Write out every line below that includes the word "this".
==================================================
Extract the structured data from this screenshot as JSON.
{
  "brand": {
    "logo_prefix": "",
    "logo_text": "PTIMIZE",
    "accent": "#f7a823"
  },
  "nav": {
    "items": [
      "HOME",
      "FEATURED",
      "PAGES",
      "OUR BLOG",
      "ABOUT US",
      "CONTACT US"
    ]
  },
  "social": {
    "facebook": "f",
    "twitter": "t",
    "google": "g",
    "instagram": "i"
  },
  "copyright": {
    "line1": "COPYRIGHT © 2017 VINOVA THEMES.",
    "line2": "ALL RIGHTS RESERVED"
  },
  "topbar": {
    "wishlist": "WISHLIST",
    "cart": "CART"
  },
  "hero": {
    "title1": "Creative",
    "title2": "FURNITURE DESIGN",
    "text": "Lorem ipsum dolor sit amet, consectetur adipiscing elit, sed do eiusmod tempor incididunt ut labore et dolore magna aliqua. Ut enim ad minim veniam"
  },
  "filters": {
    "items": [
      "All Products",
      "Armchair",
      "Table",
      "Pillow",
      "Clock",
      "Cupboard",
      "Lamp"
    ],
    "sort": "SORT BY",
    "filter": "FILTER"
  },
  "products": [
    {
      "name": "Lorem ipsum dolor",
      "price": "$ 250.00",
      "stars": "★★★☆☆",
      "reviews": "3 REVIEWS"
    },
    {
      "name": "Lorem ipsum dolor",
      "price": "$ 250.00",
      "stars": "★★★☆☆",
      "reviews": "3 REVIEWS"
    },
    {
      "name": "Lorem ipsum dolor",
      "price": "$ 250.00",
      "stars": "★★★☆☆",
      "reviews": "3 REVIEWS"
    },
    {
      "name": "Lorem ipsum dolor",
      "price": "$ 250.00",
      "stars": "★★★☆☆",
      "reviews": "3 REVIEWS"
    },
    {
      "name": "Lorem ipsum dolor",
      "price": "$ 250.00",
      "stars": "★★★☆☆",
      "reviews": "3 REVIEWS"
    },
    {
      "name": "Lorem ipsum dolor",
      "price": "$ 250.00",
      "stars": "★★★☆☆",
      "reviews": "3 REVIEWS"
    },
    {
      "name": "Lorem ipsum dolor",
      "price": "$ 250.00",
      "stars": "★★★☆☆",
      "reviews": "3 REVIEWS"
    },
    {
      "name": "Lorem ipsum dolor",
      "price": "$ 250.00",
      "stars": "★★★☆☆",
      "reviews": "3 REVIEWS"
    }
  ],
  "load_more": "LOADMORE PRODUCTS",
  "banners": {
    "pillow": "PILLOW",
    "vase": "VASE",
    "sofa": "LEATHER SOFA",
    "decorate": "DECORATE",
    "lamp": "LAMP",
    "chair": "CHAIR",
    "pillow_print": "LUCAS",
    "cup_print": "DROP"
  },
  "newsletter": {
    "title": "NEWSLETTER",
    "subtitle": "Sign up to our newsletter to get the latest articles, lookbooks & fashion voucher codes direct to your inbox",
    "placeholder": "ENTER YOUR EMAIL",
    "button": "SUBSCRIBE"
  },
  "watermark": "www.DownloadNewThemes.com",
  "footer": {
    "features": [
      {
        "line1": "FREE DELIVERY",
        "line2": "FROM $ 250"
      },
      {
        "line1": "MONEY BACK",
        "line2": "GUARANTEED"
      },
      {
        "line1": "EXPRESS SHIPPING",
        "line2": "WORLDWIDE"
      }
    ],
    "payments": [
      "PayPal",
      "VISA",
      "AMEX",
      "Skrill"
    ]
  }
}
==================================================
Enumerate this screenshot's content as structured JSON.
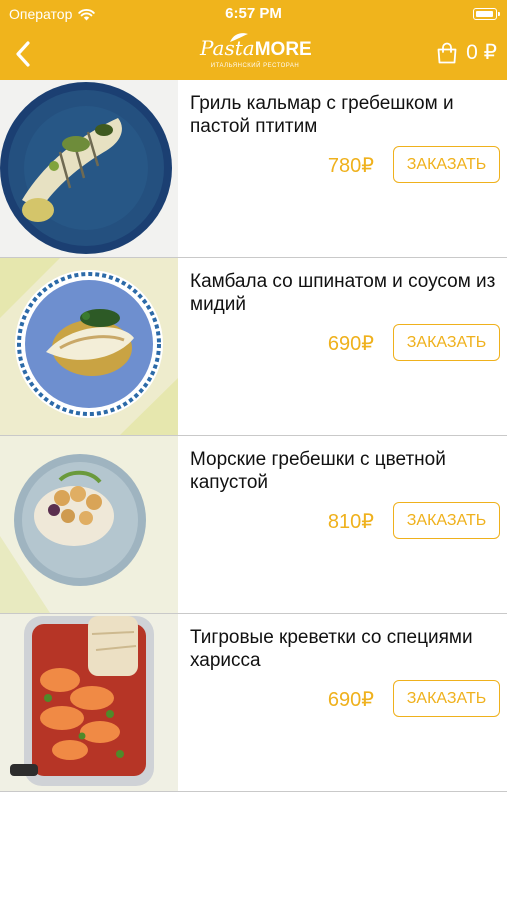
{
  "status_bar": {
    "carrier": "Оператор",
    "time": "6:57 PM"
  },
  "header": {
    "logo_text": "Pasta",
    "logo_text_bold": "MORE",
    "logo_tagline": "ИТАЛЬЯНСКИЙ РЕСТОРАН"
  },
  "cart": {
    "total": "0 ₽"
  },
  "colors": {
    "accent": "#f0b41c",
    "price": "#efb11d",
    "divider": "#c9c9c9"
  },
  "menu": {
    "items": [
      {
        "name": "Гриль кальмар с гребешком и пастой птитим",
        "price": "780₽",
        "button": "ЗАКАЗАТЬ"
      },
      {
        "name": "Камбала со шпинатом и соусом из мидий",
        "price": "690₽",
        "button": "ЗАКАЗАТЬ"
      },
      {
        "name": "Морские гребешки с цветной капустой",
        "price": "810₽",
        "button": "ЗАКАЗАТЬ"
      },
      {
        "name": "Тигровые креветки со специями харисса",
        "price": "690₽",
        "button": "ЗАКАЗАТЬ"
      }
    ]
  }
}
==================================================
> [THE REPLY]
Extract the structured data from this screenshot as JSON.
Enumerate this screenshot's content as structured JSON.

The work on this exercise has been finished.